» **TASK REQUIREMENTS**: Using the listing below, extract each line that has the word "processed" in it.

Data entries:
'''
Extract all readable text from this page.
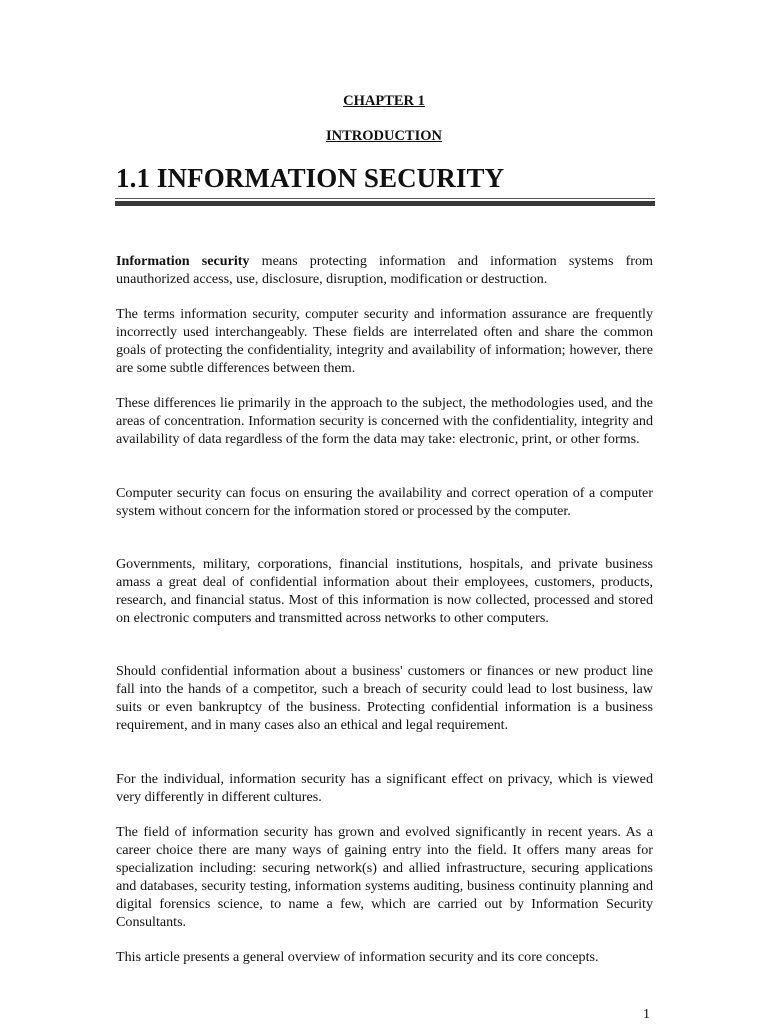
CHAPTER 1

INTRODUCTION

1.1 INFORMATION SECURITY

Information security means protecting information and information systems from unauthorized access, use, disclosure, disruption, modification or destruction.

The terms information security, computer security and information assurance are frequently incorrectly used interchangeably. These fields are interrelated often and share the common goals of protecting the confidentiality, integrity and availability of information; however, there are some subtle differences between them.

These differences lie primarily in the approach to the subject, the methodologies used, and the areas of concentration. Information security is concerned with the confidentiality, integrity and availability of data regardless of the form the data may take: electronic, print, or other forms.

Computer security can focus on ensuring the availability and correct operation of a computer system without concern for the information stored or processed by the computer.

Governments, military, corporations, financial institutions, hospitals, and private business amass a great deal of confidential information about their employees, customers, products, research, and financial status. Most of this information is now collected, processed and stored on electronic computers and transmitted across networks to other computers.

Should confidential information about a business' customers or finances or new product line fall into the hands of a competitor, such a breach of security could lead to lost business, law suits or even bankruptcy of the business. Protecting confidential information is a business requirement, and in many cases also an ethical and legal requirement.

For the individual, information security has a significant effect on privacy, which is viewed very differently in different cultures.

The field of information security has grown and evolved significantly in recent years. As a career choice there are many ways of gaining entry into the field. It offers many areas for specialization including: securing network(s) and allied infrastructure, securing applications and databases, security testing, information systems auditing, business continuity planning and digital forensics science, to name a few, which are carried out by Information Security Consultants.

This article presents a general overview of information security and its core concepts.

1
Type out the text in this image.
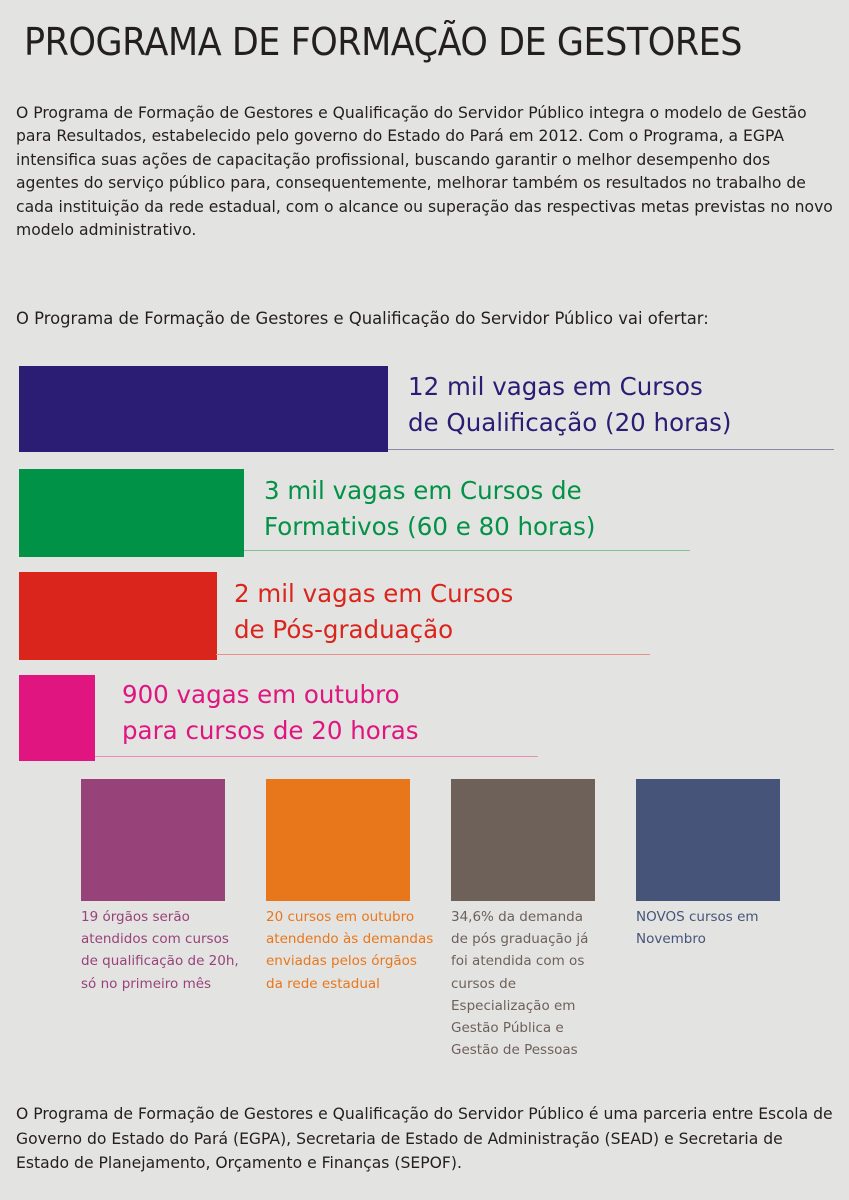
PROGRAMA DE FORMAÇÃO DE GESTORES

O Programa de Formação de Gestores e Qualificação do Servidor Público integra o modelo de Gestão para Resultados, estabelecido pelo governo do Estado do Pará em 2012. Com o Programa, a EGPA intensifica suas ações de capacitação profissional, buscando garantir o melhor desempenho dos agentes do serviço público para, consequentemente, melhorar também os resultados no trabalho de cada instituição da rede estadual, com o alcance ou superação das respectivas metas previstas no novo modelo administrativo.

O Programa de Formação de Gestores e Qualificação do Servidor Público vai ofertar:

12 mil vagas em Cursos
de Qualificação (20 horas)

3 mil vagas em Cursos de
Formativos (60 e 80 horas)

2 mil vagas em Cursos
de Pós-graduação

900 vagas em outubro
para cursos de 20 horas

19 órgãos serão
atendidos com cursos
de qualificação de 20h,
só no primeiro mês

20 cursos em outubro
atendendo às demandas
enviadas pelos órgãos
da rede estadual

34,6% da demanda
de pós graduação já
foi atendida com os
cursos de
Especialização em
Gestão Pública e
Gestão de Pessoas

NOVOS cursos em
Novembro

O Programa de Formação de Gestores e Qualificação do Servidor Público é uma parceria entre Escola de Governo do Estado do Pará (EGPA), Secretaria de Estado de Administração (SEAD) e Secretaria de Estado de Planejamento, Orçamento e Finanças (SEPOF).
'''
'''
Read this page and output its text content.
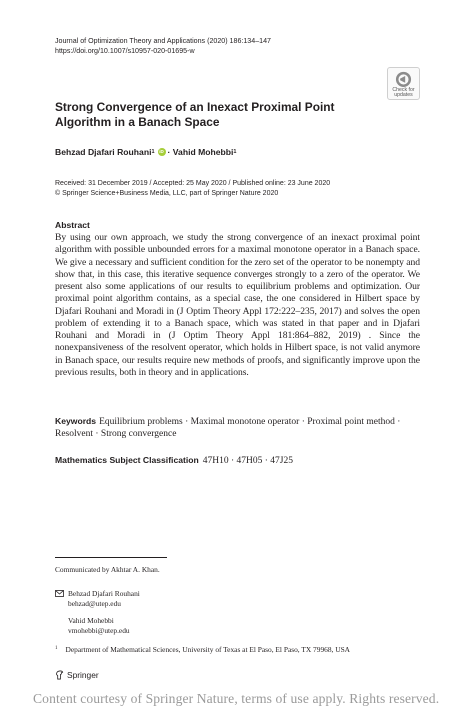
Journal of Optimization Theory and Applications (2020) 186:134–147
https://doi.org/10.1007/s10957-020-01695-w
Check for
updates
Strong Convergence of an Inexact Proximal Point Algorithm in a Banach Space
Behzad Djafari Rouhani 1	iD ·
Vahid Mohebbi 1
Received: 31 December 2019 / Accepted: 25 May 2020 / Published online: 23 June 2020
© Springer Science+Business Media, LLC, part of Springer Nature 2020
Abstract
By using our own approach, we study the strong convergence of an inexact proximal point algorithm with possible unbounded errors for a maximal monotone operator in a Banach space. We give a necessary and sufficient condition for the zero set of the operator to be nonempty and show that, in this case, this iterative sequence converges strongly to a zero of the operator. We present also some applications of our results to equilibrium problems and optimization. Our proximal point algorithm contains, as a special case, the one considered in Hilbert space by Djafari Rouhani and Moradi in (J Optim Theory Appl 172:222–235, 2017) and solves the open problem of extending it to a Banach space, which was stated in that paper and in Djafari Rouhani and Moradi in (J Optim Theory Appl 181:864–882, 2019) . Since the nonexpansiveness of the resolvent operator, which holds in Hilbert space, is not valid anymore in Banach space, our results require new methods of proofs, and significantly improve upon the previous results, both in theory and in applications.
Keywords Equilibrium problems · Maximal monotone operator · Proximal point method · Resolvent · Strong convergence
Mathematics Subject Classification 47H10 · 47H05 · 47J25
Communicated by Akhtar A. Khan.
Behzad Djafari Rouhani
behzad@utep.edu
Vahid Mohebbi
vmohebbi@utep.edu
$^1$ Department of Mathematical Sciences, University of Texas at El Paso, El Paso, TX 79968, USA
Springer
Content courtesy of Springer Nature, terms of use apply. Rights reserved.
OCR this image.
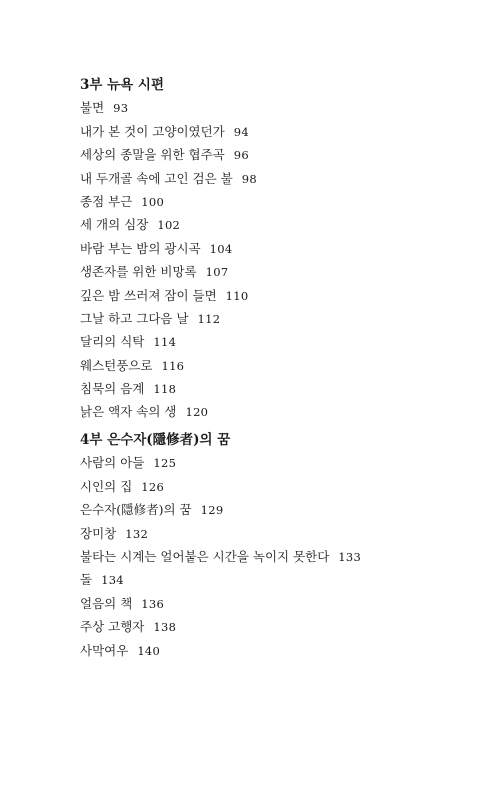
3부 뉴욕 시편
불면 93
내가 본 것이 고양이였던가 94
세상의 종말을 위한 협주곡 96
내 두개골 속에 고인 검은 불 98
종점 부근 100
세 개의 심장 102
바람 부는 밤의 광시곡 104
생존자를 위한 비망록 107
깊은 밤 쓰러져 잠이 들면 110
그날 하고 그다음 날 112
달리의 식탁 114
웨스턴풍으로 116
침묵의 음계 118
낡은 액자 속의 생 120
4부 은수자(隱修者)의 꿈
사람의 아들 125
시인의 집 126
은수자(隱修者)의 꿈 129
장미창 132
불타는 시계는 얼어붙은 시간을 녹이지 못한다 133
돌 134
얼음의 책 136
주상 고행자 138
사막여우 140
'''
'''
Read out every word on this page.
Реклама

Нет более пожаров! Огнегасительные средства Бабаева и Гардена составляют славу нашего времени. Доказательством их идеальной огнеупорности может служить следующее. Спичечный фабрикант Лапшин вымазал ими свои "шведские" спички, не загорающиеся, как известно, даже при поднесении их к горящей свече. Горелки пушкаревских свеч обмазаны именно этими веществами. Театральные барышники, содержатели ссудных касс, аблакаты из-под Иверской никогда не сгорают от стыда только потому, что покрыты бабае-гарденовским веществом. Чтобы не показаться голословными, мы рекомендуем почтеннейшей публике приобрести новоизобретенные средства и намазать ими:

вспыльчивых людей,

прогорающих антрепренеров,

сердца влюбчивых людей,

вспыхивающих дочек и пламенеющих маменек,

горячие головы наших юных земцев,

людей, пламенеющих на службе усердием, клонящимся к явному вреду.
'''
» **TASK OUTPUT**:
Computer security can focus on ensuring the availability and correct operation of a computer system without concern for the information stored or processed by the computer.
Governments, military, corporations, financial institutions, hospitals, and private business amass a great deal of confidential information about their employees, customers, products, research, and financial status. Most of this information is now collected, processed and stored on electronic computers and transmitted across networks to other computers.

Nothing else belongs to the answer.